Short problem: State how many lines of the records contain the string "text", and give no other information.

================================

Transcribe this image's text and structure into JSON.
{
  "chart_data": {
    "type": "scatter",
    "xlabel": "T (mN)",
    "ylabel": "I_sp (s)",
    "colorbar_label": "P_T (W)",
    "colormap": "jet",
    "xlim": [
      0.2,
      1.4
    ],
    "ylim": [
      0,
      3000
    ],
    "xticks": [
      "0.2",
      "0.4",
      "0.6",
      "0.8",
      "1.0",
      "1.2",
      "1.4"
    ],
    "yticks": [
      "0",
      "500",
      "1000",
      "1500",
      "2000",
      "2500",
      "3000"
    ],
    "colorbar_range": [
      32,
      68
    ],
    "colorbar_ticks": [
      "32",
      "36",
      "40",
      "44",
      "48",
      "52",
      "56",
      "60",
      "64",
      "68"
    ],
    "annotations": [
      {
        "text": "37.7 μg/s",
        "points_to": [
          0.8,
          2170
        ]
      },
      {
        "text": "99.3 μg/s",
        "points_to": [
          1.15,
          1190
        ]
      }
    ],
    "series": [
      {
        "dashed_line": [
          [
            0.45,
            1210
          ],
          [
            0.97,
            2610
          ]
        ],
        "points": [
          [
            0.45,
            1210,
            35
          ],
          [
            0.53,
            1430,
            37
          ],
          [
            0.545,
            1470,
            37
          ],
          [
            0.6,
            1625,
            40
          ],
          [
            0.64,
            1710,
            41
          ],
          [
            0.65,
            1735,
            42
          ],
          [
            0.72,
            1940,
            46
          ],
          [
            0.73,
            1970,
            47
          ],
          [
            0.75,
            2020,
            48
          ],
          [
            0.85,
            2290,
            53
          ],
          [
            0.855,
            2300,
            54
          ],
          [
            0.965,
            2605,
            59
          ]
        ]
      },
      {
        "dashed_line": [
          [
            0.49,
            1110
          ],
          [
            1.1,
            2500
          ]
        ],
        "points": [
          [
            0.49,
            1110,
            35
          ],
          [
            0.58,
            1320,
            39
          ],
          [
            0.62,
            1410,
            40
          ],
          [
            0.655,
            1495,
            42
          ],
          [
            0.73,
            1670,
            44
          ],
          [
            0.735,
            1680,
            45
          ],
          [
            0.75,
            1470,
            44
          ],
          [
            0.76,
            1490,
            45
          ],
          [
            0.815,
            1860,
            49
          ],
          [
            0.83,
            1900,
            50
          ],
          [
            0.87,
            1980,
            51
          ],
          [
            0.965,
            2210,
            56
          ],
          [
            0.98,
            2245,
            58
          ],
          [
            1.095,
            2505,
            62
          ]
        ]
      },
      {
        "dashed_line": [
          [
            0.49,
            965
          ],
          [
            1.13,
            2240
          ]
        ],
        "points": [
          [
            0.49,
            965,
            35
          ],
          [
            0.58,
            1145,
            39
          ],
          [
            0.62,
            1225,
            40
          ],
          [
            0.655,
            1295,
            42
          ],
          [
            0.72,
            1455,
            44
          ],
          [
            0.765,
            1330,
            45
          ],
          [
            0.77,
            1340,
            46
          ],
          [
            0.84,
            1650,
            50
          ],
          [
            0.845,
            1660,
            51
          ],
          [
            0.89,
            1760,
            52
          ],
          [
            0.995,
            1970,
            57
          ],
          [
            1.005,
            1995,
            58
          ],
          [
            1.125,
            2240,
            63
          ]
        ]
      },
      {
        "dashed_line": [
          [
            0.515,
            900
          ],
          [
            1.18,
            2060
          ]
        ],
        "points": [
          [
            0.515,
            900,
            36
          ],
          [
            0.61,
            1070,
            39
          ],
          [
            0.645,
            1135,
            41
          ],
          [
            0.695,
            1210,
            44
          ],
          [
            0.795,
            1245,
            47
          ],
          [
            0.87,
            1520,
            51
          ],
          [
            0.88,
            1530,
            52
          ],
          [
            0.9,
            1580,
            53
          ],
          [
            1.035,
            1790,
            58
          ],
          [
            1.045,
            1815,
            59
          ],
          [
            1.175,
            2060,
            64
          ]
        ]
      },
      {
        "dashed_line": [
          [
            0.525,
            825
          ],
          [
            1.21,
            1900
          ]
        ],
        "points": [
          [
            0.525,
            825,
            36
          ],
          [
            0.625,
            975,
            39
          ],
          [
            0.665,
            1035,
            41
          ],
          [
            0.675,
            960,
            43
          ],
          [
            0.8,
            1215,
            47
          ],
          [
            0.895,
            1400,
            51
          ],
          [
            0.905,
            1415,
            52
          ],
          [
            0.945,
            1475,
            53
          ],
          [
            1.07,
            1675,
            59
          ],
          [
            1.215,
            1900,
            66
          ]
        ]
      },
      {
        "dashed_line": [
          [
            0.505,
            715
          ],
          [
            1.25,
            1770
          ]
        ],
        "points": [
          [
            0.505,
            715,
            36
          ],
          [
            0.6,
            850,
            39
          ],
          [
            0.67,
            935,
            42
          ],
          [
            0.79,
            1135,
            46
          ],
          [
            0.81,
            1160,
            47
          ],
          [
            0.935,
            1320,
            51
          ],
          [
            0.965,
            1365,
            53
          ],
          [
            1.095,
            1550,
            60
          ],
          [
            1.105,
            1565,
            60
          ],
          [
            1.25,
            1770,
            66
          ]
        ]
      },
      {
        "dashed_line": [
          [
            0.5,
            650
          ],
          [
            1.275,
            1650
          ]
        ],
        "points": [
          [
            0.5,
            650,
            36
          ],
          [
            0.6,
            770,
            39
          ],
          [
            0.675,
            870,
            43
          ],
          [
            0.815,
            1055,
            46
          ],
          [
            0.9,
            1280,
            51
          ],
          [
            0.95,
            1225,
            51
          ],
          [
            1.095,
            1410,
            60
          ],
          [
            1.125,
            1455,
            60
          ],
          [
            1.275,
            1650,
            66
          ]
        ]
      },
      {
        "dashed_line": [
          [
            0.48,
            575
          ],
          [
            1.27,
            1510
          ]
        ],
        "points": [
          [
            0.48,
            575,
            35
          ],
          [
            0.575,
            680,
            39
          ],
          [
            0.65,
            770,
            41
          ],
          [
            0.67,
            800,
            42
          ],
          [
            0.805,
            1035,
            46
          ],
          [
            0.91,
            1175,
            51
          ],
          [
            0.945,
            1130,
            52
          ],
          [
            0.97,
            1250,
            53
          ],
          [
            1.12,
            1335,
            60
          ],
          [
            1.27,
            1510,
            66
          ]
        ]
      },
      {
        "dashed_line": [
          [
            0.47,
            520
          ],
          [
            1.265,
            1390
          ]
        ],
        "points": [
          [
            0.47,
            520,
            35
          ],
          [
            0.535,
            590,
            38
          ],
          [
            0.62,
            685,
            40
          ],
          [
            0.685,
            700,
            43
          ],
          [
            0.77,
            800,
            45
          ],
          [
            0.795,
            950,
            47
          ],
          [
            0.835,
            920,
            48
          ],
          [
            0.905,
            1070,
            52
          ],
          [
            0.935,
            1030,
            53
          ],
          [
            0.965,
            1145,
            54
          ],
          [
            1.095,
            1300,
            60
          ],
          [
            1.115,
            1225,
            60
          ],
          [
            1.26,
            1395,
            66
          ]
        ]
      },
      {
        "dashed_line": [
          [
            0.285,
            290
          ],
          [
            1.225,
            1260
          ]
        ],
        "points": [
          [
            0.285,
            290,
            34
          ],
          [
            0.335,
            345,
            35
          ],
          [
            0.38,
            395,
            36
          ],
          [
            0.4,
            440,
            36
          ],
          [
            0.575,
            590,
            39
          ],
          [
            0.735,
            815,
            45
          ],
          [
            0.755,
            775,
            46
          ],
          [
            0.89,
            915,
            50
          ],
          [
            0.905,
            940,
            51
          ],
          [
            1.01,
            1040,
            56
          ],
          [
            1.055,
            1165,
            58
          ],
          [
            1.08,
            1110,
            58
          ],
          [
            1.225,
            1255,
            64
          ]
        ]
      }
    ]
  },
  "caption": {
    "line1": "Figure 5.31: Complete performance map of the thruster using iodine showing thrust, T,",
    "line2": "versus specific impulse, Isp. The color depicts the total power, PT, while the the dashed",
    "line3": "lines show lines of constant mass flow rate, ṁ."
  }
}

================================

Result of this exercise: 3